→ **Given task**
Please copy every line of the records below that holds the word "Potatoes".

→ **Supplied data**
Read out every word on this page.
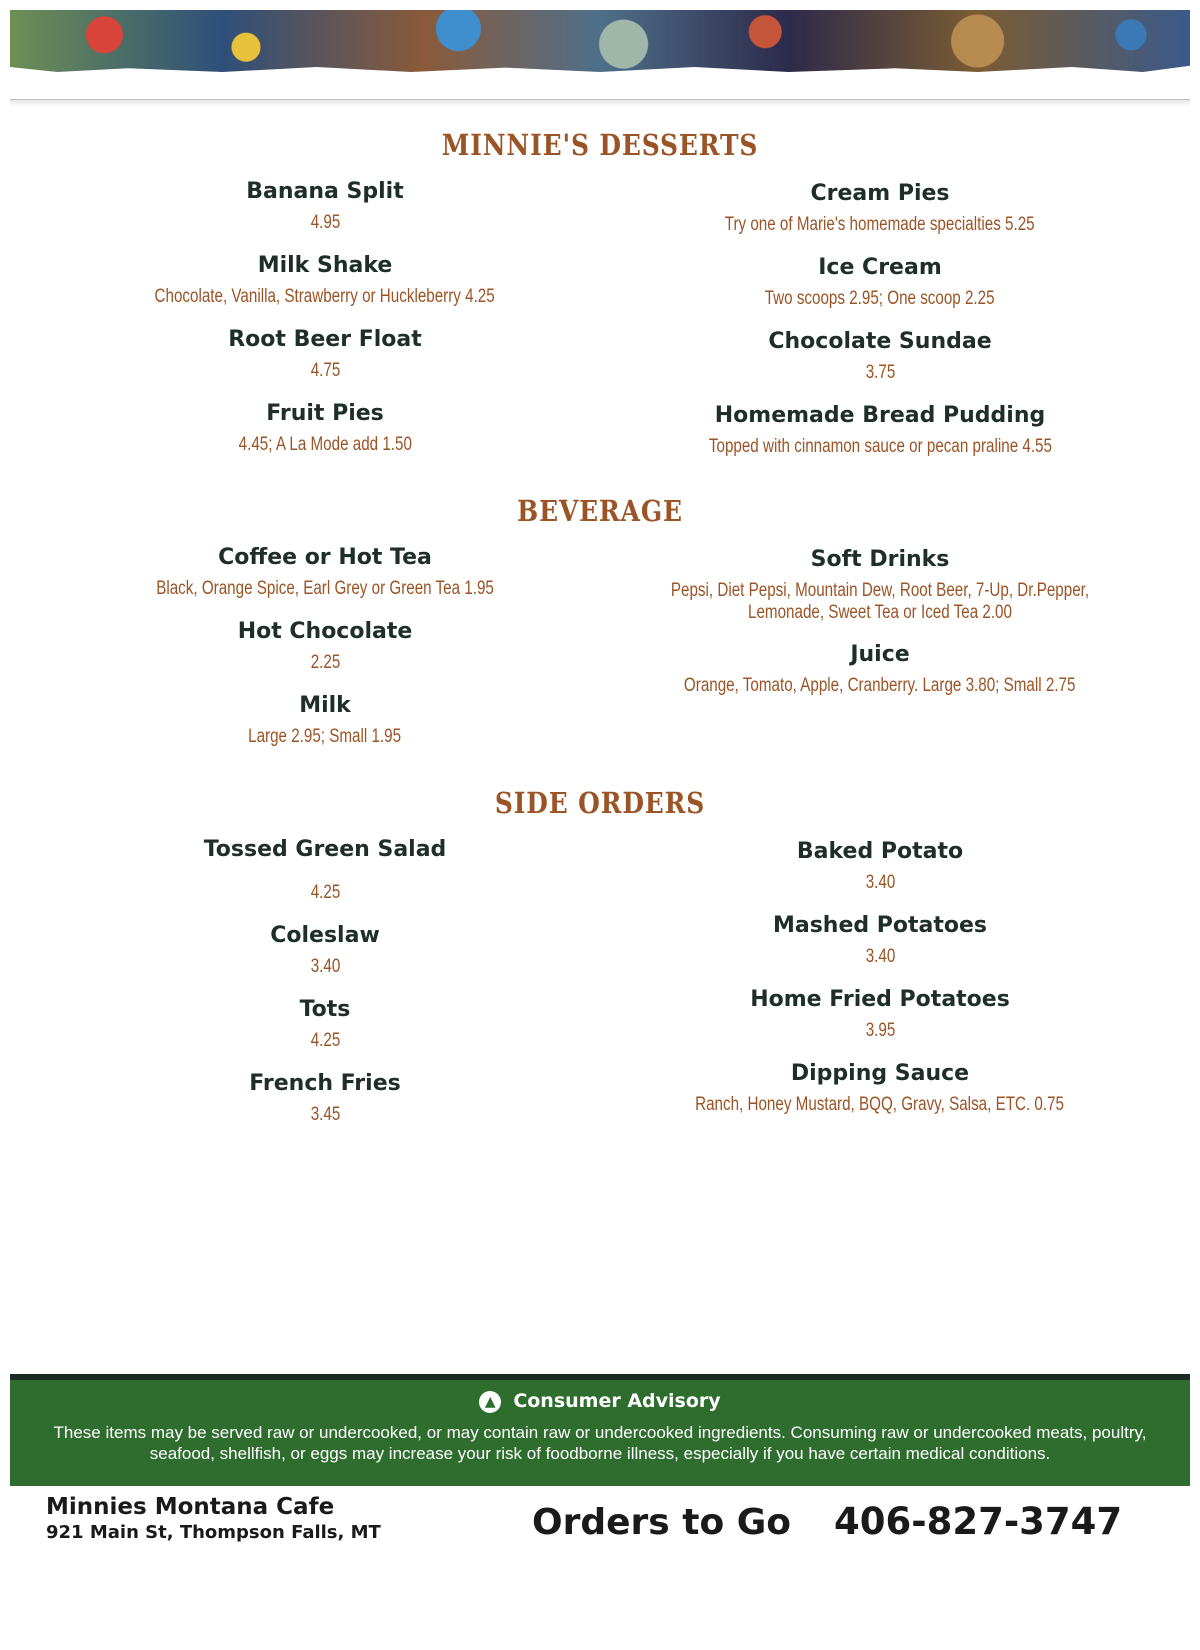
MINNIE'S DESSERTS
Banana Split
4.95
Milk Shake
Chocolate, Vanilla, Strawberry or Huckleberry 4.25
Root Beer Float
4.75
Fruit Pies
4.45; A La Mode add 1.50
Cream Pies
Try one of Marie's homemade specialties 5.25
Ice Cream
Two scoops 2.95; One scoop 2.25
Chocolate Sundae
3.75
Homemade Bread Pudding
Topped with cinnamon sauce or pecan praline 4.55
BEVERAGE
Coffee or Hot Tea
Black, Orange Spice, Earl Grey or Green Tea 1.95
Hot Chocolate
2.25
Milk
Large 2.95; Small 1.95
Soft Drinks
Pepsi, Diet Pepsi, Mountain Dew, Root Beer, 7-Up, Dr.Pepper, Lemonade, Sweet Tea or Iced Tea 2.00
Juice
Orange, Tomato, Apple, Cranberry. Large 3.80; Small 2.75
SIDE ORDERS
Tossed Green Salad
4.25
Coleslaw
3.40
Tots
4.25
French Fries
3.45
Baked Potato
3.40
Mashed Potatoes
3.40
Home Fried Potatoes
3.95
Dipping Sauce
Ranch, Honey Mustard, BQQ, Gravy, Salsa, ETC. 0.75
▲ Consumer Advisory
These items may be served raw or undercooked, or may contain raw or undercooked ingredients. Consuming raw or undercooked meats, poultry, seafood, shellfish, or eggs may increase your risk of foodborne illness, especially if you have certain medical conditions.
Minnies Montana Cafe
921 Main St, Thompson Falls, MT	Orders to Go 406-827-3747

→ **Written response**
Mashed Potatoes
Home Fried Potatoes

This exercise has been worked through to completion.